● **WHAT YOU WILL DO**
Extract every line that includes the string "không".

● **DATASET EXTRACT**
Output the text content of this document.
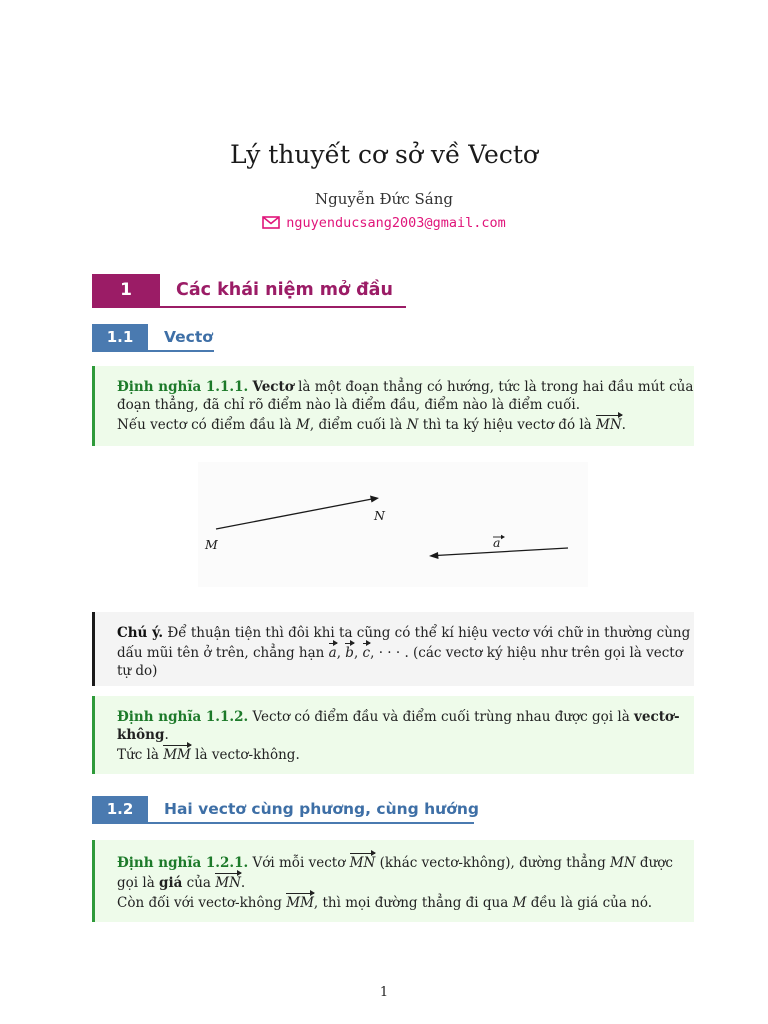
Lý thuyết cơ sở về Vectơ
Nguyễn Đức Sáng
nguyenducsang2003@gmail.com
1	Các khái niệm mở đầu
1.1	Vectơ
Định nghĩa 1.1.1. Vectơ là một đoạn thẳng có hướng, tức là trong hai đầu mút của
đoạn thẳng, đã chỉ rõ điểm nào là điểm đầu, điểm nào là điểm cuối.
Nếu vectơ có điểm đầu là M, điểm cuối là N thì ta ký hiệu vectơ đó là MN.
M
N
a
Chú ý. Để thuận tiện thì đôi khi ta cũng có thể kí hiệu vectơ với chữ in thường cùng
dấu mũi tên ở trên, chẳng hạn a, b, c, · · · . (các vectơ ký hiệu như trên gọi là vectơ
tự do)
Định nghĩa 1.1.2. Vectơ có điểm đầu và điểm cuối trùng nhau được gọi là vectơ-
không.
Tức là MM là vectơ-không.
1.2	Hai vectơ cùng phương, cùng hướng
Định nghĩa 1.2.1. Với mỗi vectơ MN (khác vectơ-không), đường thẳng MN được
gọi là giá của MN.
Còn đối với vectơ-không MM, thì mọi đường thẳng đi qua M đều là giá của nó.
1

● **EXERCISE RESPONSE**
không.
Tức là MM là vectơ-không.
Định nghĩa 1.2.1. Với mỗi vectơ MN (khác vectơ-không), đường thẳng MN được
Còn đối với vectơ-không MM, thì mọi đường thẳng đi qua M đều là giá của nó.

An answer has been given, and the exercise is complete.